## PROBLEM DESCRIPTION
Extract every line of the records that contains the string "gutter", and copy each one unchanged.

******************************

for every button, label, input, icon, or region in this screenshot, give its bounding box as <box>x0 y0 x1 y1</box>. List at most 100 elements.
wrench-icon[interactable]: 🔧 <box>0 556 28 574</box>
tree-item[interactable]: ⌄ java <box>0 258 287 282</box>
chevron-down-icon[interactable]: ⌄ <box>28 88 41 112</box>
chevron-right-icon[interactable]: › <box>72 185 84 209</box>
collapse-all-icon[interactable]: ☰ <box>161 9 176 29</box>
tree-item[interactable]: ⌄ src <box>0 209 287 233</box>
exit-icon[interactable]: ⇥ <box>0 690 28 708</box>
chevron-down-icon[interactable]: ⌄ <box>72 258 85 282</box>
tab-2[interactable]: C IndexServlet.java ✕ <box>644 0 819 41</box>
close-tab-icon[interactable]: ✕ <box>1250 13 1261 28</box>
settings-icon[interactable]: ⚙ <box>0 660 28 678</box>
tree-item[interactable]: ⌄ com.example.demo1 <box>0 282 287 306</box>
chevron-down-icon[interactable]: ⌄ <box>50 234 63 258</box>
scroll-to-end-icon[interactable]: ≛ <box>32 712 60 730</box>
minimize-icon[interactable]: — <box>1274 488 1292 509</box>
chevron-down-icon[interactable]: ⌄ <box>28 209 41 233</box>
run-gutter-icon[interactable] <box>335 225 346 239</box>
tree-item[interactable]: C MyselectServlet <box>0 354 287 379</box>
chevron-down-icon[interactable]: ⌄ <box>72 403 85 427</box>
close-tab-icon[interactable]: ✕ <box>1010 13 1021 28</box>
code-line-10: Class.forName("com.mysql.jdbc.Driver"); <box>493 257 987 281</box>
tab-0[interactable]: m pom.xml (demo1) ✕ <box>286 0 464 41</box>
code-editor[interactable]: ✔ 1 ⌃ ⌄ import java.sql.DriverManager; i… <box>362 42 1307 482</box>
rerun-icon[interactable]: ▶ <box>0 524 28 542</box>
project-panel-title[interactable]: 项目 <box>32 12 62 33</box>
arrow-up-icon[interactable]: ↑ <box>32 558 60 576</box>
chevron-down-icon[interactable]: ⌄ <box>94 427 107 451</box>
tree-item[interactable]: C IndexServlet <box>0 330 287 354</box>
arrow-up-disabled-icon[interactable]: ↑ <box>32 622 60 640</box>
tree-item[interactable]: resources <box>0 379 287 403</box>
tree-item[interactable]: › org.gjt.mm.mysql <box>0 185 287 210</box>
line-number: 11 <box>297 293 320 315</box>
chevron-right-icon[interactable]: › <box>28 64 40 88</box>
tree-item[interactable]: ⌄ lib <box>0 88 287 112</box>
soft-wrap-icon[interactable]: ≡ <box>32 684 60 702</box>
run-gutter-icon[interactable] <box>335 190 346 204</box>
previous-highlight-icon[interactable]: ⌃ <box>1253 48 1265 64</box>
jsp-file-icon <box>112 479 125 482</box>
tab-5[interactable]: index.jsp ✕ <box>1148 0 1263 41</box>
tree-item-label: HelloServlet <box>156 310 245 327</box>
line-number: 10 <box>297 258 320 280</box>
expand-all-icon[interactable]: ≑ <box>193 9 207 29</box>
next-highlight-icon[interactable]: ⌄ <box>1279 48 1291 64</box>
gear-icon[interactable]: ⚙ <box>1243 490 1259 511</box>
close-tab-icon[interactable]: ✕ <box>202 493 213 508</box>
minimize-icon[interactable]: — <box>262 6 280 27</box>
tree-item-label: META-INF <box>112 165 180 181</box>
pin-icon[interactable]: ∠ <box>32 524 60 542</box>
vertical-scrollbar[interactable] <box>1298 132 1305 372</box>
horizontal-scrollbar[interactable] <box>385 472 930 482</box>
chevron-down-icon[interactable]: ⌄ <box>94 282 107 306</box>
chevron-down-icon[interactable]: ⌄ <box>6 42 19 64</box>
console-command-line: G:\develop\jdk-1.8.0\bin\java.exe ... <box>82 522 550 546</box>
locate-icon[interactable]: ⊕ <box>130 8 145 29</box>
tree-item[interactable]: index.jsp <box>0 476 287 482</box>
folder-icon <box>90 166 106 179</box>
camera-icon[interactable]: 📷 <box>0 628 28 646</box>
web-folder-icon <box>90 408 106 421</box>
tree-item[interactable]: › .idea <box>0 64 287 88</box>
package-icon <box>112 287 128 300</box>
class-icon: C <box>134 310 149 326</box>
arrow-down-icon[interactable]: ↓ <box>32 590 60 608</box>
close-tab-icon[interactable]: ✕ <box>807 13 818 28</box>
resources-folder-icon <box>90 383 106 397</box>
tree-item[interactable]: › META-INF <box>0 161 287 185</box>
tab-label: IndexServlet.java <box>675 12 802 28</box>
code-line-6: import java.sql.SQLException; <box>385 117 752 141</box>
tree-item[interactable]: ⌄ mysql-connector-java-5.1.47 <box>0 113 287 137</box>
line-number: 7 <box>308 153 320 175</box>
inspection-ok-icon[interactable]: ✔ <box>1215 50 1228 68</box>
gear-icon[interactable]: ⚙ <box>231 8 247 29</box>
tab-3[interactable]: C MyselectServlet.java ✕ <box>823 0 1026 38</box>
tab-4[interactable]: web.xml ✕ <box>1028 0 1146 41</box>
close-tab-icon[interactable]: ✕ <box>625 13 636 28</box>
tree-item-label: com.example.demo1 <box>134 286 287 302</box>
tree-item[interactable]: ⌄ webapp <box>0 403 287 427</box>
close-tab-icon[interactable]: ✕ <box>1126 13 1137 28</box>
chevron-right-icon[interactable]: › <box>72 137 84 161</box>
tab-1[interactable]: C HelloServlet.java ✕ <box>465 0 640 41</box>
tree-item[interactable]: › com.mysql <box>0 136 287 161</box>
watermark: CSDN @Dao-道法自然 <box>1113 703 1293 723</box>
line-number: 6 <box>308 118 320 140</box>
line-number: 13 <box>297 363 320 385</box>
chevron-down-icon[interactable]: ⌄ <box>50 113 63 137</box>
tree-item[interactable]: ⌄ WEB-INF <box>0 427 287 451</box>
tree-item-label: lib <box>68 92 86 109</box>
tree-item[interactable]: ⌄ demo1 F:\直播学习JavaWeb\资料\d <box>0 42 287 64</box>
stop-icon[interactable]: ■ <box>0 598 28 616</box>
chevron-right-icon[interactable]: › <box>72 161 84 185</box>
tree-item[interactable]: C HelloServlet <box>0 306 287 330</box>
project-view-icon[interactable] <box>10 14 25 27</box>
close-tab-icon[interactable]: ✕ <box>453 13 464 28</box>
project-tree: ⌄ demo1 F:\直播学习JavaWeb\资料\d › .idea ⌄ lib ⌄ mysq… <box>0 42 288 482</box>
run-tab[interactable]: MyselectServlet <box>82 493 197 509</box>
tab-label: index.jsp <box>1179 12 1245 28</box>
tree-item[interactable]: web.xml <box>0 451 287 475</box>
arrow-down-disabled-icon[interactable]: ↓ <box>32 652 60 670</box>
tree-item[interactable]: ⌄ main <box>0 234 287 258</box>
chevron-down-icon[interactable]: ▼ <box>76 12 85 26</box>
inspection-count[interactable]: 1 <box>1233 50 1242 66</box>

******************************

## EXERCISE RESULT
run-gutter-icon[interactable] <box>335 225 346 239</box>
run-gutter-icon[interactable] <box>335 190 346 204</box>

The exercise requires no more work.